--- Source records ---
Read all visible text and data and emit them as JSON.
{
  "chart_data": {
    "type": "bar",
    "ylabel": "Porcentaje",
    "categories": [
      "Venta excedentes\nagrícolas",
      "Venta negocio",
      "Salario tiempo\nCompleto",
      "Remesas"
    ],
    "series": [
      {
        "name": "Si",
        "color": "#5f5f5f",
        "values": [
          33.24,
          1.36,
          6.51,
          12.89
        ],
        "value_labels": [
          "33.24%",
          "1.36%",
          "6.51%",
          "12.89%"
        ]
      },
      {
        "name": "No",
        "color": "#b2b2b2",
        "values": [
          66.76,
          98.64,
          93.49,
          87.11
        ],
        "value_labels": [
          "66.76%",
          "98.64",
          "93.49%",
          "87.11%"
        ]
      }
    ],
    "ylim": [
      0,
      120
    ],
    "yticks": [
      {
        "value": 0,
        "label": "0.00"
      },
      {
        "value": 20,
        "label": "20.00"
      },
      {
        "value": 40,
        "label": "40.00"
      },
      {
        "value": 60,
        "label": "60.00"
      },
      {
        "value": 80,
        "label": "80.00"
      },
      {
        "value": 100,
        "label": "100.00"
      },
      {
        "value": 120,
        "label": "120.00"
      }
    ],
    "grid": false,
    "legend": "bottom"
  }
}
---
→ Exercise aim
Output the records exactly, including every line.

→ Response to the exercise
Read all visible text and data and emit them as JSON.
{
  "chart_data": {
    "type": "bar",
    "ylabel": "Porcentaje",
    "categories": [
      "Venta excedentes\nagrícolas",
      "Venta negocio",
      "Salario tiempo\nCompleto",
      "Remesas"
    ],
    "series": [
      {
        "name": "Si",
        "color": "#5f5f5f",
        "values": [
          33.24,
          1.36,
          6.51,
          12.89
        ],
        "value_labels": [
          "33.24%",
          "1.36%",
          "6.51%",
          "12.89%"
        ]
      },
      {
        "name": "No",
        "color": "#b2b2b2",
        "values": [
          66.76,
          98.64,
          93.49,
          87.11
        ],
        "value_labels": [
          "66.76%",
          "98.64",
          "93.49%",
          "87.11%"
        ]
      }
    ],
    "ylim": [
      0,
      120
    ],
    "yticks": [
      {
        "value": 0,
        "label": "0.00"
      },
      {
        "value": 20,
        "label": "20.00"
      },
      {
        "value": 40,
        "label": "40.00"
      },
      {
        "value": 60,
        "label": "60.00"
      },
      {
        "value": 80,
        "label": "80.00"
      },
      {
        "value": 100,
        "label": "100.00"
      },
      {
        "value": 120,
        "label": "120.00"
      }
    ],
    "grid": false,
    "legend": "bottom"
  }
}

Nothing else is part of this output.